--- Start of RECORDS PROVIDED ---

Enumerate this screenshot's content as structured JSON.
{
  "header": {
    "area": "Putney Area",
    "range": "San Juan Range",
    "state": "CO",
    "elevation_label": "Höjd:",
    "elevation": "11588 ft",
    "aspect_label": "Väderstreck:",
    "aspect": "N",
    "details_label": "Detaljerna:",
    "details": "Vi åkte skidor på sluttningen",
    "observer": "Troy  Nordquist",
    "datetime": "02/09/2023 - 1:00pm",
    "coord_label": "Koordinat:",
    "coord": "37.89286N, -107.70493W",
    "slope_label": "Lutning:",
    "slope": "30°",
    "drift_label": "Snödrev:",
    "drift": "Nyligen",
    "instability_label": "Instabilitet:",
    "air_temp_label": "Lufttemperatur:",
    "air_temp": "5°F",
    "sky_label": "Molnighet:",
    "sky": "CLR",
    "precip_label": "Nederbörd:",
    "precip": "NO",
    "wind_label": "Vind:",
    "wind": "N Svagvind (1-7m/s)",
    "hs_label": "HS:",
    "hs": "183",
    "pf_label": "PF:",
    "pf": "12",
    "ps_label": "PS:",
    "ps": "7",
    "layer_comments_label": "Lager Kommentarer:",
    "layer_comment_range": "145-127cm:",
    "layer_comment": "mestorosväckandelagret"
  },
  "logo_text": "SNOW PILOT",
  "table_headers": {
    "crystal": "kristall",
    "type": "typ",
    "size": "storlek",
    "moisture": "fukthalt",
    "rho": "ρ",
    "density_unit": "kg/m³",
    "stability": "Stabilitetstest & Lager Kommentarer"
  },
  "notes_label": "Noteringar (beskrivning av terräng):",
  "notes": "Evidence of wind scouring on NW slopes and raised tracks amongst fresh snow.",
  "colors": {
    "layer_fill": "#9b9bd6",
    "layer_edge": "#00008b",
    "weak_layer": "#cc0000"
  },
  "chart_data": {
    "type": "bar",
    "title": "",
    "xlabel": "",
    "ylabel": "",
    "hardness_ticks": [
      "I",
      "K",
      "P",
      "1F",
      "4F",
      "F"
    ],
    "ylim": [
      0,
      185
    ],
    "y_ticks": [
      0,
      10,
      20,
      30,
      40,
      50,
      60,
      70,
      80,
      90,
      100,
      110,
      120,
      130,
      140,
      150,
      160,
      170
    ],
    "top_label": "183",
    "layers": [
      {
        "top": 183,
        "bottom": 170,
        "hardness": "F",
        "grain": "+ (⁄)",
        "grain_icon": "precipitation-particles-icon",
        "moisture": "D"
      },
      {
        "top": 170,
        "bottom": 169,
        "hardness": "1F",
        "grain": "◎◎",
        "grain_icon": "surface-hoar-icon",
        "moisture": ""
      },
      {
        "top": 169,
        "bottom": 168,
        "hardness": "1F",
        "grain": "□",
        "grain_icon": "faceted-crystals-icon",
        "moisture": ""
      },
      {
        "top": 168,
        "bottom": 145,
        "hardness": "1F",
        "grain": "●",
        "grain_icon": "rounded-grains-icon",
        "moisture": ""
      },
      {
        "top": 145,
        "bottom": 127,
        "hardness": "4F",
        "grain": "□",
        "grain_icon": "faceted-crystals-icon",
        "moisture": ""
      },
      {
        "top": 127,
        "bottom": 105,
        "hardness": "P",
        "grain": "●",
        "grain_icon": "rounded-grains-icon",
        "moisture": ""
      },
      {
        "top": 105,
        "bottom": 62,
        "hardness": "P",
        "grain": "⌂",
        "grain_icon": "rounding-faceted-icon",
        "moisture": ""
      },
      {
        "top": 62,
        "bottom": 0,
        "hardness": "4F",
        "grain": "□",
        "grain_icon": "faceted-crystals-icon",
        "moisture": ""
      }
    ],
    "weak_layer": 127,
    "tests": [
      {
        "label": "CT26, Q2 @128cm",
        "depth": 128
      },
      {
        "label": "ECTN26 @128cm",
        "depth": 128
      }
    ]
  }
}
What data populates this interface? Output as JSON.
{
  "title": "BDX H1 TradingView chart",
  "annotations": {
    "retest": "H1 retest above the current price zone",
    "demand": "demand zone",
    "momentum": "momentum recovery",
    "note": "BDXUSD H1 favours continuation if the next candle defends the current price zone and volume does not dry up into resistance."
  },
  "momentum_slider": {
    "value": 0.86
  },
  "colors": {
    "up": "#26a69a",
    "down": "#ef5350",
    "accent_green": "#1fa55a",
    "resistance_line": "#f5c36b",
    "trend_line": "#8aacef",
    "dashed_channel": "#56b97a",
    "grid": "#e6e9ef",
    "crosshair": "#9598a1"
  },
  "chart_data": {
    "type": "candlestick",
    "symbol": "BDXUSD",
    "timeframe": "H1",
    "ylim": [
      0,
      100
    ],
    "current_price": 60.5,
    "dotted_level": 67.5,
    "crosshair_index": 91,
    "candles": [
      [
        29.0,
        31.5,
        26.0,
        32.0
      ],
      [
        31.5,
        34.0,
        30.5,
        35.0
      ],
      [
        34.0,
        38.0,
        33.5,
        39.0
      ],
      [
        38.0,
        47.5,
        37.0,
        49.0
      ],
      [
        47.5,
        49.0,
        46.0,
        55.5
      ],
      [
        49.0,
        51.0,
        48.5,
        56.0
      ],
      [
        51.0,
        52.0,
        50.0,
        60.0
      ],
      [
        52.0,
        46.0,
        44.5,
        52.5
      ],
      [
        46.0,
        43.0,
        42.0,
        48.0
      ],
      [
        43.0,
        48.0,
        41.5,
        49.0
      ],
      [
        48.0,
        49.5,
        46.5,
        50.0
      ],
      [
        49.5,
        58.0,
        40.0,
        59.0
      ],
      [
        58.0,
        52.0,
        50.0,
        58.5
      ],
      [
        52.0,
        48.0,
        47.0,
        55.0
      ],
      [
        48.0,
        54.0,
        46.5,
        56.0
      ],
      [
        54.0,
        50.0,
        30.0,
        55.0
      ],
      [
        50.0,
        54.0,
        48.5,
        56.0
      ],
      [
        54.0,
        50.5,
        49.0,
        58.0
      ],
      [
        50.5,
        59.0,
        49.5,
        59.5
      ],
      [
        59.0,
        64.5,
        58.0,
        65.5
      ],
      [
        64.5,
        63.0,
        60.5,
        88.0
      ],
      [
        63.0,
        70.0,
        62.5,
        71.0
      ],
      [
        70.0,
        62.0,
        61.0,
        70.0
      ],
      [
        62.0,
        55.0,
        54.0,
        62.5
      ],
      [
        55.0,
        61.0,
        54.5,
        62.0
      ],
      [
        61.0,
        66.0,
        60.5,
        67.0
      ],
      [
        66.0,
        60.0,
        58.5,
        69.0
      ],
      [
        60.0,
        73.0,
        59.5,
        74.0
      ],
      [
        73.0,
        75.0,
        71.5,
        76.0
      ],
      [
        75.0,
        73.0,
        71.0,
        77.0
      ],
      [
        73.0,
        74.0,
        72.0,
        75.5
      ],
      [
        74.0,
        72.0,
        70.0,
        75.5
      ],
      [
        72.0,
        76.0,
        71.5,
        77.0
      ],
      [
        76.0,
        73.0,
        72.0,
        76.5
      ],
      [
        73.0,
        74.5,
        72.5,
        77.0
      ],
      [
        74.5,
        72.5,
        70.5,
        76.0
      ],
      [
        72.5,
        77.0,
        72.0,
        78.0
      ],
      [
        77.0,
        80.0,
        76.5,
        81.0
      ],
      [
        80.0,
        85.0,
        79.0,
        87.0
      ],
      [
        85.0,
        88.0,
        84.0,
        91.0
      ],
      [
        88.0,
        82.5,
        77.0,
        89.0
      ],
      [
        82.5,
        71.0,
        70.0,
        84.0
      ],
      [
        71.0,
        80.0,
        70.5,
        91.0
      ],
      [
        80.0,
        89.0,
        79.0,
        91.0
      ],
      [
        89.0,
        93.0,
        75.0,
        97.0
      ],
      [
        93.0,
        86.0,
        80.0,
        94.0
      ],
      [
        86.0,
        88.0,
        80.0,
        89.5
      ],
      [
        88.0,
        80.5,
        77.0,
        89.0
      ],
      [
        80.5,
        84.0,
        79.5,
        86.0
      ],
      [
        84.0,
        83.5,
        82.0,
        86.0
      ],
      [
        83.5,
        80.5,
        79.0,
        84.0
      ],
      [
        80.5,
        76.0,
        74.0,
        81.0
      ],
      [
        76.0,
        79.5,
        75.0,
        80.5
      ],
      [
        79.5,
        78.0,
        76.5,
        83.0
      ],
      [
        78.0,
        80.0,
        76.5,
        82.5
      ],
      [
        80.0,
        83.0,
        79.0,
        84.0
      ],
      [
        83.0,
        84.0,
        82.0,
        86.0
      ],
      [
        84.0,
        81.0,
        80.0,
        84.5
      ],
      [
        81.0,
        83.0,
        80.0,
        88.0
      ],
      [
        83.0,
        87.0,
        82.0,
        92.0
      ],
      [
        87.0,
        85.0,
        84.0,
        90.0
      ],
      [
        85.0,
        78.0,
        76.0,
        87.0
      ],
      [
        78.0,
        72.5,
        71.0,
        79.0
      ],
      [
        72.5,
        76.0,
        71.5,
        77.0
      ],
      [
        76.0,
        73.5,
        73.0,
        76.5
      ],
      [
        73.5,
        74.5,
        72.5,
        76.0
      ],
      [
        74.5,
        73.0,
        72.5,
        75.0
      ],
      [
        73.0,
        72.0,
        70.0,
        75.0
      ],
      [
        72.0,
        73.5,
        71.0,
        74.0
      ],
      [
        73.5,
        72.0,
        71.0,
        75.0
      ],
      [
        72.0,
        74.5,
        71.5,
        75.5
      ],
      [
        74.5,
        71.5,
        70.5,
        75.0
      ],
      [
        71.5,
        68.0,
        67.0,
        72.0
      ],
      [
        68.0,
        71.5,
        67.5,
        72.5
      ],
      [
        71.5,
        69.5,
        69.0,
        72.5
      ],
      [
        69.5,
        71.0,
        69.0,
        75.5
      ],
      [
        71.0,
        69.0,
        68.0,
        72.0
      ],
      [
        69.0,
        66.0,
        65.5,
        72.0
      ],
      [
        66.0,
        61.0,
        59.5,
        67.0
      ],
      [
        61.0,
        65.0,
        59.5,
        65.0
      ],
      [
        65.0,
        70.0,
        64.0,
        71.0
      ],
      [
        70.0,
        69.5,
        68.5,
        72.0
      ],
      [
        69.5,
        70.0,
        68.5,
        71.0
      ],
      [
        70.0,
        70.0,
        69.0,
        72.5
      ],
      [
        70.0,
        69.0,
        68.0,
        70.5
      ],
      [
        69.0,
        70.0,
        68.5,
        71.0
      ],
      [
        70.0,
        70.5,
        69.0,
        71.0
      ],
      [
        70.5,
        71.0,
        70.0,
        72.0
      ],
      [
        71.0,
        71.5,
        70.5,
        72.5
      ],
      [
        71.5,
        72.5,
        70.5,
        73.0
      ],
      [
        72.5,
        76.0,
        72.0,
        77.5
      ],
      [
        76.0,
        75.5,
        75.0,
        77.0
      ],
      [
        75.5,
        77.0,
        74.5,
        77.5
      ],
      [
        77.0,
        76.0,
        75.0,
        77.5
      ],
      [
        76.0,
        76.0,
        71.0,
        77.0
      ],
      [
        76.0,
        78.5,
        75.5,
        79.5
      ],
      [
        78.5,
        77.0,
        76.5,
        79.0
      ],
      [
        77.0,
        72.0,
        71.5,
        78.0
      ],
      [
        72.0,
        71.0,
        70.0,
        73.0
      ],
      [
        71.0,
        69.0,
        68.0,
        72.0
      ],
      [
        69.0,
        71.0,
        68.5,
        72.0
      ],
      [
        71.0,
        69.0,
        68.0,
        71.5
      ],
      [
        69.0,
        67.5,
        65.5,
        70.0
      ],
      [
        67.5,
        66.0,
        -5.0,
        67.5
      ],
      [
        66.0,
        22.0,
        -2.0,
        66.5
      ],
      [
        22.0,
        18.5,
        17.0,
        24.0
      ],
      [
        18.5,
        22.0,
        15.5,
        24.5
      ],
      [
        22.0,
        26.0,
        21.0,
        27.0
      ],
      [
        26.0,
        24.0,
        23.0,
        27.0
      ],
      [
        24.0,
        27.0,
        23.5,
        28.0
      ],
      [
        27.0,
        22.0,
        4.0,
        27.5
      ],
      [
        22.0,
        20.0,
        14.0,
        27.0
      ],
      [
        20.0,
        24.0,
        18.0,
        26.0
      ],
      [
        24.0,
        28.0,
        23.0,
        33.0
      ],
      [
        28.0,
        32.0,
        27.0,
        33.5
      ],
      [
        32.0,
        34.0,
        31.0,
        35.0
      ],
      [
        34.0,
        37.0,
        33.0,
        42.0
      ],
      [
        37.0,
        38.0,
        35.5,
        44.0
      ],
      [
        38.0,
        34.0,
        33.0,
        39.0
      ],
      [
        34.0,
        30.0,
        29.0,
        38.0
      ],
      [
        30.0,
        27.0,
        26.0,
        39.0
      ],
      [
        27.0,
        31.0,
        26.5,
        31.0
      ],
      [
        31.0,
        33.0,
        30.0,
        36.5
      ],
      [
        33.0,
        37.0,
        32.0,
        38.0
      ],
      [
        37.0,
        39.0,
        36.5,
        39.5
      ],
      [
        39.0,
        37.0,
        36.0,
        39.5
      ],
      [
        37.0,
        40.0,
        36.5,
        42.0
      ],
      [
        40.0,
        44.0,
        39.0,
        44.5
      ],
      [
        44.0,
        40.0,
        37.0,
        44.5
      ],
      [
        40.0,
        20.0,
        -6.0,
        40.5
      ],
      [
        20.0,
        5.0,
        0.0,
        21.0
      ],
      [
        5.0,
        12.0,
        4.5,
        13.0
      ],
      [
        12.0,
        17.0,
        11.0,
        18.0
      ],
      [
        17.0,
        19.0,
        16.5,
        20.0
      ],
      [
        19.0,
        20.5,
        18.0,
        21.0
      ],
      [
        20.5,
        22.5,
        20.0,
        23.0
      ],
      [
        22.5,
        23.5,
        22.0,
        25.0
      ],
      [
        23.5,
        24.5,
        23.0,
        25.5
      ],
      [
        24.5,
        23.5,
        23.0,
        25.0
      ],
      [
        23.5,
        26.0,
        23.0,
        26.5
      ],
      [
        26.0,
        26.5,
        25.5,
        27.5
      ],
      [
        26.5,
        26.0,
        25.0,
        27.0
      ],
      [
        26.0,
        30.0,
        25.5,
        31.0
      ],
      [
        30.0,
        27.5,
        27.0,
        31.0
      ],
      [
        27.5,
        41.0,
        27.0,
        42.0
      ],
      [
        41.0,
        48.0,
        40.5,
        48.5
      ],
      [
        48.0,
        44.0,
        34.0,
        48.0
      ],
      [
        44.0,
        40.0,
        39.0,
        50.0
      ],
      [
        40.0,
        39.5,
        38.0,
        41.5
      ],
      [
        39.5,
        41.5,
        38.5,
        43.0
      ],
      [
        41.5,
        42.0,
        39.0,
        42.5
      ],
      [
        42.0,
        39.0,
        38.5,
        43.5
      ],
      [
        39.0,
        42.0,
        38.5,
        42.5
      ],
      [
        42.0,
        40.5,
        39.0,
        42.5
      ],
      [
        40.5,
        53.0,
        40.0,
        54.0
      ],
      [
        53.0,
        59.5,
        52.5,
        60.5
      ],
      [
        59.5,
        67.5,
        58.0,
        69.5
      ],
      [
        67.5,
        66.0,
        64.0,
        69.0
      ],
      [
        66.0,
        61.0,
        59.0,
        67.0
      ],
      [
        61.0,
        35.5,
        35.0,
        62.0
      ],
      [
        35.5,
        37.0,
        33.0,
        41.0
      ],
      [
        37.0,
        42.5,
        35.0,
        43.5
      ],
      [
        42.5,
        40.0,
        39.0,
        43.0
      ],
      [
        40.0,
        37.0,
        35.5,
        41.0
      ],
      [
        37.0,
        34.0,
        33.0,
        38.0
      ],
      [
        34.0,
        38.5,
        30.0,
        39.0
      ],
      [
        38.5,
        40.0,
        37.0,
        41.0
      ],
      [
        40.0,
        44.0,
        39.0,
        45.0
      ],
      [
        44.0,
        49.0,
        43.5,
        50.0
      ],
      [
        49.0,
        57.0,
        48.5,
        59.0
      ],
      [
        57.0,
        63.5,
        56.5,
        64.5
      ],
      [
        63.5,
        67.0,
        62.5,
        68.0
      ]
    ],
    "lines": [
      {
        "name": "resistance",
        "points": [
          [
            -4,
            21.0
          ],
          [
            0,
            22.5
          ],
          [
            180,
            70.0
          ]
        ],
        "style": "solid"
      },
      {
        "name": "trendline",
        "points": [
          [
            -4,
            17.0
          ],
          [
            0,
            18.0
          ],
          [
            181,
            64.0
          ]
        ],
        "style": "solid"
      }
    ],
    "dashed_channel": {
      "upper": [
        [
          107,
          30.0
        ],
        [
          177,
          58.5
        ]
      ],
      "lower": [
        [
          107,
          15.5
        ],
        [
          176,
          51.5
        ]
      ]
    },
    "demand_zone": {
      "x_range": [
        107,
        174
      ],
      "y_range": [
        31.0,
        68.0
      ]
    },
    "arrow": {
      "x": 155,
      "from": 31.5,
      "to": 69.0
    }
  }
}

--- End of RECORDS PROVIDED ---

== WORK INSTRUCTIONS ==
Which lines of the data include "bottom"? Copy each of them.

== FINAL RESULT ==
        "bottom": 170,
        "bottom": 169,
        "bottom": 168,
        "bottom": 145,
        "bottom": 127,
        "bottom": 105,
        "bottom": 62,
        "bottom": 0,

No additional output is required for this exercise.